▶ [What to work on]: Every line holding the word "this" counts once. Give the total, nothing more.

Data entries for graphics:

╭──

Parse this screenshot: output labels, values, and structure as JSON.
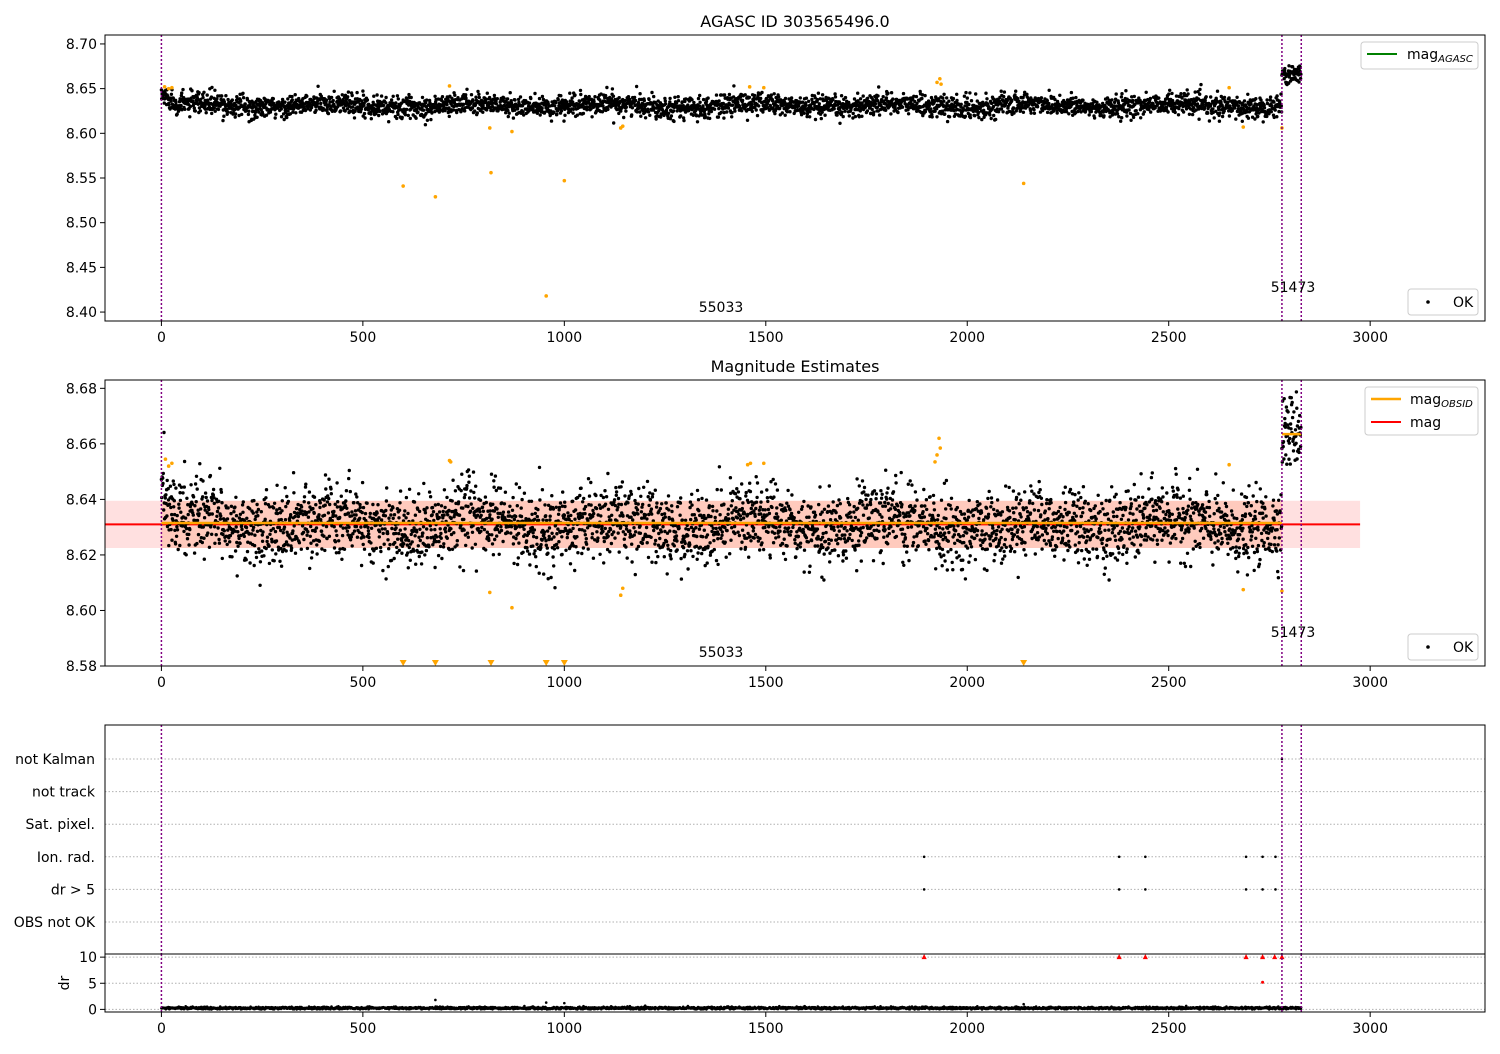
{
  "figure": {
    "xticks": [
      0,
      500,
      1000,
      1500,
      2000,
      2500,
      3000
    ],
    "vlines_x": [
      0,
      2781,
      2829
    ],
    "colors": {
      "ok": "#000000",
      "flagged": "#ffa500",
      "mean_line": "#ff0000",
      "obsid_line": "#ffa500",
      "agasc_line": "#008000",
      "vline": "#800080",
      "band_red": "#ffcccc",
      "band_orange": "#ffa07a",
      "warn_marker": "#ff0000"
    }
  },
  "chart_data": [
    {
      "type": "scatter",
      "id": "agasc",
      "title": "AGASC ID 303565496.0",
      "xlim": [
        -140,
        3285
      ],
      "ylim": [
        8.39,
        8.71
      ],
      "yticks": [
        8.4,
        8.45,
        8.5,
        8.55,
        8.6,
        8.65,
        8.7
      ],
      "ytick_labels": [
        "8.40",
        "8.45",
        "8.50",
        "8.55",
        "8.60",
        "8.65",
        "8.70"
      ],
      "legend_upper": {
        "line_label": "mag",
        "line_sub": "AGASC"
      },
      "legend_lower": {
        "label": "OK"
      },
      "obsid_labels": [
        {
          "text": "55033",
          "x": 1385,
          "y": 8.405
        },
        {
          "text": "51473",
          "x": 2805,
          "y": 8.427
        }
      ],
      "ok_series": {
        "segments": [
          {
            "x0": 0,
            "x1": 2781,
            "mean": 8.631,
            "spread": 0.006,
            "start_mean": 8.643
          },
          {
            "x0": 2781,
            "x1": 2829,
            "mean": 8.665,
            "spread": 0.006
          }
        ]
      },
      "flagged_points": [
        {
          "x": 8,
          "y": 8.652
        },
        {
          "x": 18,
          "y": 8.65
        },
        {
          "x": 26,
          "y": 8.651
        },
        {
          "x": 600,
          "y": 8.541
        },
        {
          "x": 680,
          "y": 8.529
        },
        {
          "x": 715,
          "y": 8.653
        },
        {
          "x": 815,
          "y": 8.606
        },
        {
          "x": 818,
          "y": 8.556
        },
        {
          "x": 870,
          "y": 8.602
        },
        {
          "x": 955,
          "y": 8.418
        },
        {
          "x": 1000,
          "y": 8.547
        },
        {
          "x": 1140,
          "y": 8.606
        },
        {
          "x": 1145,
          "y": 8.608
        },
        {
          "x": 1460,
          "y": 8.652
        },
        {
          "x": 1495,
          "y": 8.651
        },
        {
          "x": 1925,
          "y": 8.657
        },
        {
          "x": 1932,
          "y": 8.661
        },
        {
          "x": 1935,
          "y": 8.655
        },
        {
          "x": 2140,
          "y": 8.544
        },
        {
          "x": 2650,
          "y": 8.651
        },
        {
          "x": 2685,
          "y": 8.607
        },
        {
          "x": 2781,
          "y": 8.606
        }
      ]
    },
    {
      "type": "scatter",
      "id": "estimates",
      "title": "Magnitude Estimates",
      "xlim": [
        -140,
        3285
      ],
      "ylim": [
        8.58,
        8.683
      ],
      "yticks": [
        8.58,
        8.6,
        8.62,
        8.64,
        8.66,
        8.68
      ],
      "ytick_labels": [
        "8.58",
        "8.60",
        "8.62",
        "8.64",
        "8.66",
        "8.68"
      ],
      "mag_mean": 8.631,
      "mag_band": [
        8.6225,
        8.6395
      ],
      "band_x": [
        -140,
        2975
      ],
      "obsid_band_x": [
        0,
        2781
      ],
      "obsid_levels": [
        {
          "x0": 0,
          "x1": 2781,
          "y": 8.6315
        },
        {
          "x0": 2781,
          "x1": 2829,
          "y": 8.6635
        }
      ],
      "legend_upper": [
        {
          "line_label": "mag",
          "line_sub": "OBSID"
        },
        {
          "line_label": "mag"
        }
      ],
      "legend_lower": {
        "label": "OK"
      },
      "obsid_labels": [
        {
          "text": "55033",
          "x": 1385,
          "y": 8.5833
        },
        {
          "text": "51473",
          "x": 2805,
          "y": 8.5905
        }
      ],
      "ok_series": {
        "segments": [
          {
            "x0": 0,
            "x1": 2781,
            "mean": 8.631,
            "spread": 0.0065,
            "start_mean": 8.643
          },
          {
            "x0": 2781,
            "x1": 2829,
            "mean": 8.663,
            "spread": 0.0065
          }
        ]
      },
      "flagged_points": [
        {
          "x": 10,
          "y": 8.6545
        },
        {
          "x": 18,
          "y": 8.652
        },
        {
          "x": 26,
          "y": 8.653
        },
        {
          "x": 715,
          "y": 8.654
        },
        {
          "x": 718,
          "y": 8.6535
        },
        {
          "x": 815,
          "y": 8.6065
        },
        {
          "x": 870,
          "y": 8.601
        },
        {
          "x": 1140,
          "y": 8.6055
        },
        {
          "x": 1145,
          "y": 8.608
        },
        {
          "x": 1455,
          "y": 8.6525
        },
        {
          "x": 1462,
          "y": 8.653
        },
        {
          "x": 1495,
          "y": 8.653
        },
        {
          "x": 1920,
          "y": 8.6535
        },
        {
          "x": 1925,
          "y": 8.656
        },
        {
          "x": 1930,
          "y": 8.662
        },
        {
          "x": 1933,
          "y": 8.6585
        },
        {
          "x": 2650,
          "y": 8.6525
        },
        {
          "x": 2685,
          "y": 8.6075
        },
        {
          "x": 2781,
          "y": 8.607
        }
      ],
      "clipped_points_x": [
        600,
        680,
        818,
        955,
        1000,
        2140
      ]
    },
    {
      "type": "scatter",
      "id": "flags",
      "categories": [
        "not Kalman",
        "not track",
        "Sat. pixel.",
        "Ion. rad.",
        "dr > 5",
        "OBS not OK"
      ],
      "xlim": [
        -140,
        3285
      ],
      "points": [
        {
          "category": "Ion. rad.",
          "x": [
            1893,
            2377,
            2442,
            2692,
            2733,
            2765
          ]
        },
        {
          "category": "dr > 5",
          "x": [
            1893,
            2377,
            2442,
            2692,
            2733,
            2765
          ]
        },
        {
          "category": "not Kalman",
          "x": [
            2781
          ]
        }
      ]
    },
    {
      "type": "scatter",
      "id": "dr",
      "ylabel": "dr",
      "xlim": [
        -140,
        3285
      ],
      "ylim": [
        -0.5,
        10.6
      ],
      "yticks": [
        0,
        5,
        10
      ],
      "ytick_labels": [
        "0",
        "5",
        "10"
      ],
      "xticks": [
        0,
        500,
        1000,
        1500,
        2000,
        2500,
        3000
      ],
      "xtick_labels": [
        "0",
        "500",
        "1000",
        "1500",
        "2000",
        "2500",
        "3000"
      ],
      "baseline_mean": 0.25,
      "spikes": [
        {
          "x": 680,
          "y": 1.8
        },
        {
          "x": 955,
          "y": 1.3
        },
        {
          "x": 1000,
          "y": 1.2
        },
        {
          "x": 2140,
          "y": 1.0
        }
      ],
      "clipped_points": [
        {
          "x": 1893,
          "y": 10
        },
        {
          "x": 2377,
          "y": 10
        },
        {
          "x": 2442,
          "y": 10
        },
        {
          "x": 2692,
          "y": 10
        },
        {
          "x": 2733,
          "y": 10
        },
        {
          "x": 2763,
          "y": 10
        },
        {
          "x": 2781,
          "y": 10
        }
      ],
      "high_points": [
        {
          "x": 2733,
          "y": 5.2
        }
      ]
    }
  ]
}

╰──
╭──

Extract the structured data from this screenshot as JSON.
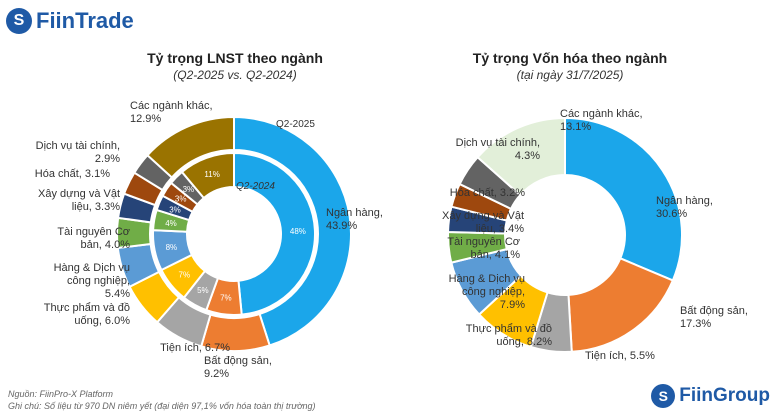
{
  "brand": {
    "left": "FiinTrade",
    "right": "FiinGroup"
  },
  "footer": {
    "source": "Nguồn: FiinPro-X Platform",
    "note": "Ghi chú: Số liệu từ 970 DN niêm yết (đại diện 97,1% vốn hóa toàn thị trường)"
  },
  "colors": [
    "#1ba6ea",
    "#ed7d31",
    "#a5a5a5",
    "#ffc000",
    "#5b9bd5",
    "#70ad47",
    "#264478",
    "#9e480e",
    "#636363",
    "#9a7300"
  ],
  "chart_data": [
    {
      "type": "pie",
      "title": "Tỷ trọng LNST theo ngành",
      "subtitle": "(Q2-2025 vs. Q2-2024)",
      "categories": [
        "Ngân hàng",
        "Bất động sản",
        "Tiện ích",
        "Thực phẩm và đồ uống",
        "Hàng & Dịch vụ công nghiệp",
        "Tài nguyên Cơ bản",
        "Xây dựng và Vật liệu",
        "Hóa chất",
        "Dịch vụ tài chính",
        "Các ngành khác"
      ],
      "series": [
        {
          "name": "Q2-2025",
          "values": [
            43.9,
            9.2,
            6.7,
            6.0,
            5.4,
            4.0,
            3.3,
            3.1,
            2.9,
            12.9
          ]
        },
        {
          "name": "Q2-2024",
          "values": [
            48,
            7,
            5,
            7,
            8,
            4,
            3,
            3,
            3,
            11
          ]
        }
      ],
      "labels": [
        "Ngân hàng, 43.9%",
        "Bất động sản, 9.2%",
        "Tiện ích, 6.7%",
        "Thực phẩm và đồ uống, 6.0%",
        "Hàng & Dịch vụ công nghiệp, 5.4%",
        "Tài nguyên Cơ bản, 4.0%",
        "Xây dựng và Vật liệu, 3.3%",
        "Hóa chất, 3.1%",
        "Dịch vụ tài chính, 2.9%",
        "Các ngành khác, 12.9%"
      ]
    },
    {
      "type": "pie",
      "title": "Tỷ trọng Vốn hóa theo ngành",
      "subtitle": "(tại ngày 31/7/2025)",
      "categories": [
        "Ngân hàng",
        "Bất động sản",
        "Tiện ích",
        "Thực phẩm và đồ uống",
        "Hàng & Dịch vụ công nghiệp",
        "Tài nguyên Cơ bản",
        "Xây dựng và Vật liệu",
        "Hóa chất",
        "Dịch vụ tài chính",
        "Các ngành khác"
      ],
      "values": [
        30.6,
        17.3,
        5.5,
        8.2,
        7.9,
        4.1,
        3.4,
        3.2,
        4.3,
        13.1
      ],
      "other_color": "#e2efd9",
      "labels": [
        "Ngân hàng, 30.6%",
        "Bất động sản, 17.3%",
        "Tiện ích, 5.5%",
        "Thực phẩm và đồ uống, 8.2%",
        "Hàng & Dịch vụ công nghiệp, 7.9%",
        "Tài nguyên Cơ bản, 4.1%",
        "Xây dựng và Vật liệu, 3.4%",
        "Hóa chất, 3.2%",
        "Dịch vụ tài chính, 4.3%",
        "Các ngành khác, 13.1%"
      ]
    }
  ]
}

╰──

▶ [Exercise answer]: 2